* [OBJECTIVE]: Locate the string "后勤部部长" in the listing below. Copy every line where it is found.

* [ENTRIES SUPPLIED]:
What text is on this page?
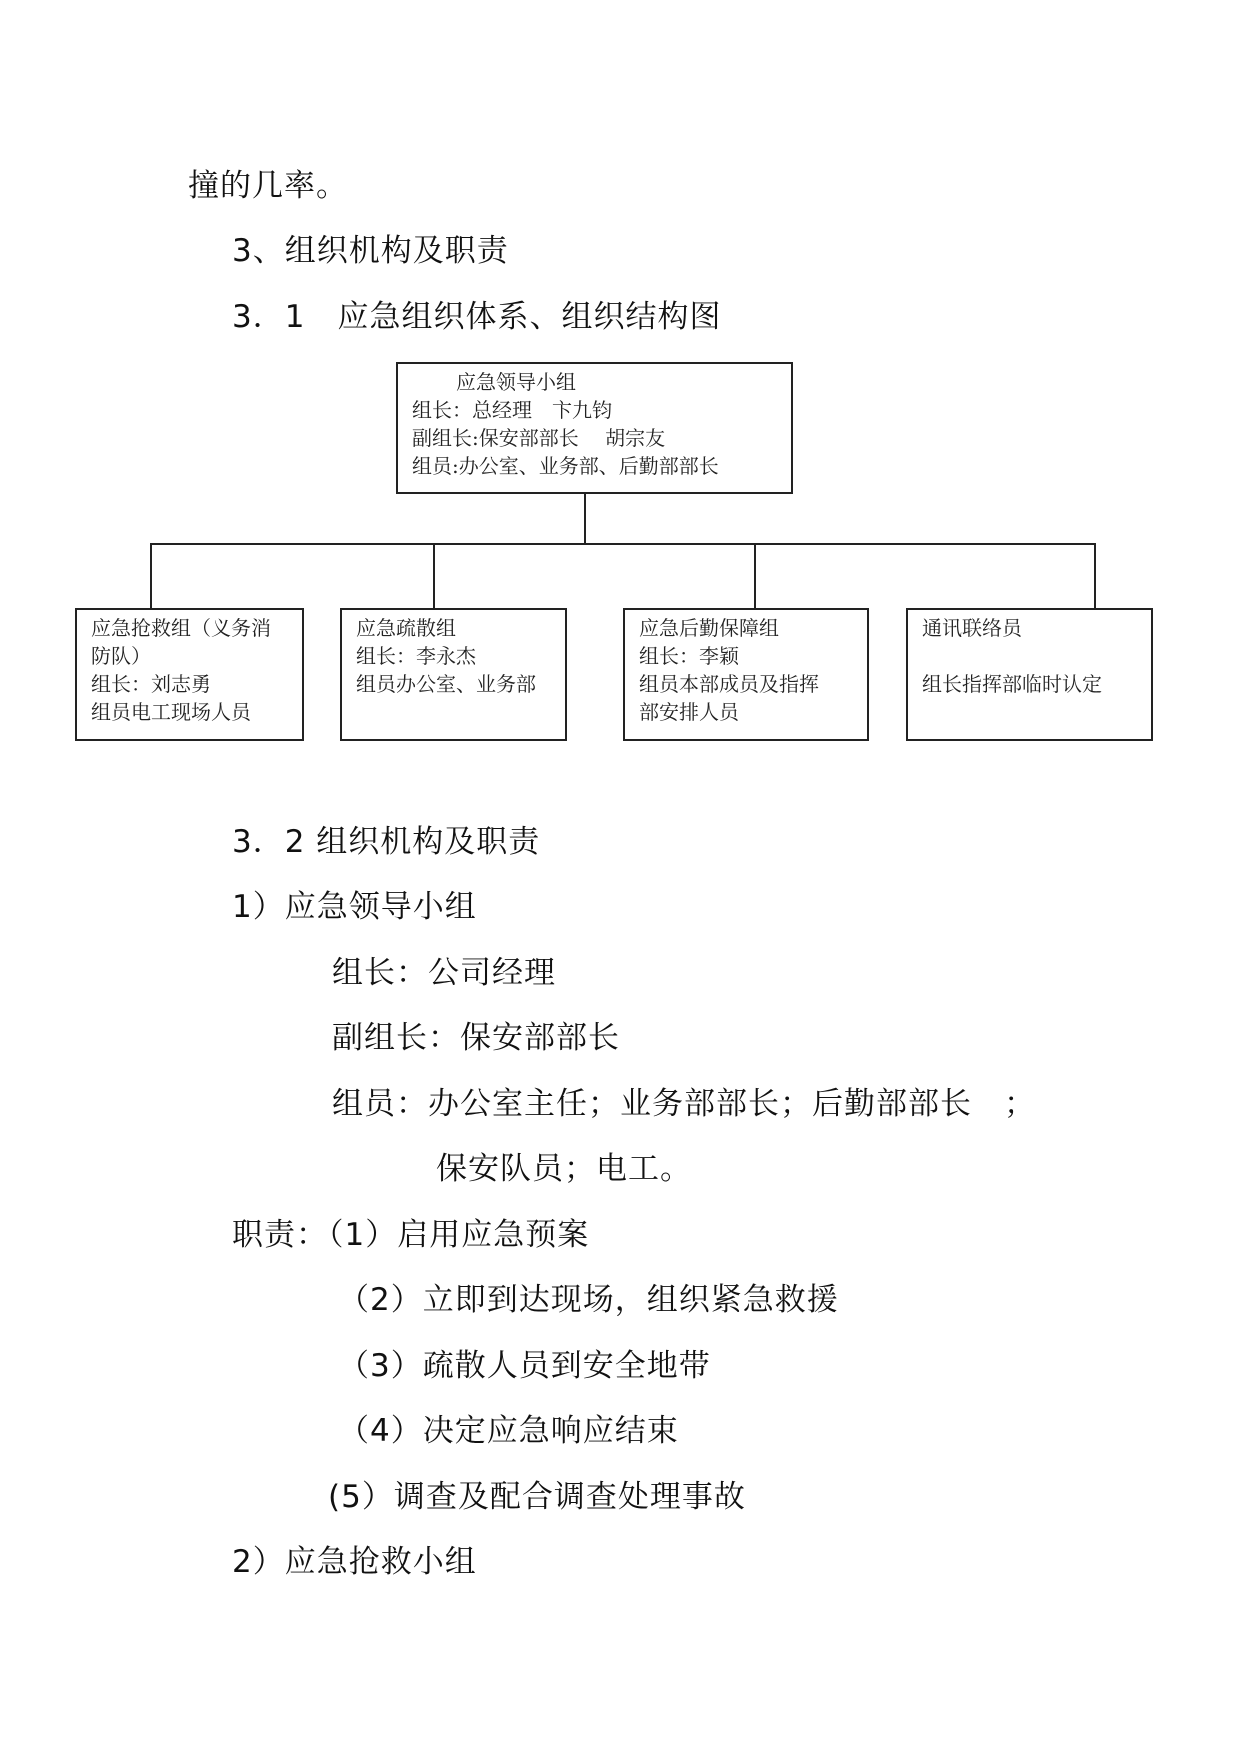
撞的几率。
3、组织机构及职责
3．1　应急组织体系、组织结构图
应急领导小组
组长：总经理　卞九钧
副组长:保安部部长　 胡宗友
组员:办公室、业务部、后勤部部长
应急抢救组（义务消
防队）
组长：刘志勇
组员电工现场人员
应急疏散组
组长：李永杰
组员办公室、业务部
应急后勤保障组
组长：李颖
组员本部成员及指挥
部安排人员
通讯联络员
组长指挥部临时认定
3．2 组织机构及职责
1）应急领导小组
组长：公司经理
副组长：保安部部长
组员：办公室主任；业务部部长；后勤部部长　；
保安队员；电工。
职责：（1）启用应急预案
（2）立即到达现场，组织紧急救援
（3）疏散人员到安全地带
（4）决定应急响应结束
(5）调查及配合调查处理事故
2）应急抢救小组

* [FULL SOLUTION]:
组员:办公室、业务部、后勤部部长
组员：办公室主任；业务部部长；后勤部部长　；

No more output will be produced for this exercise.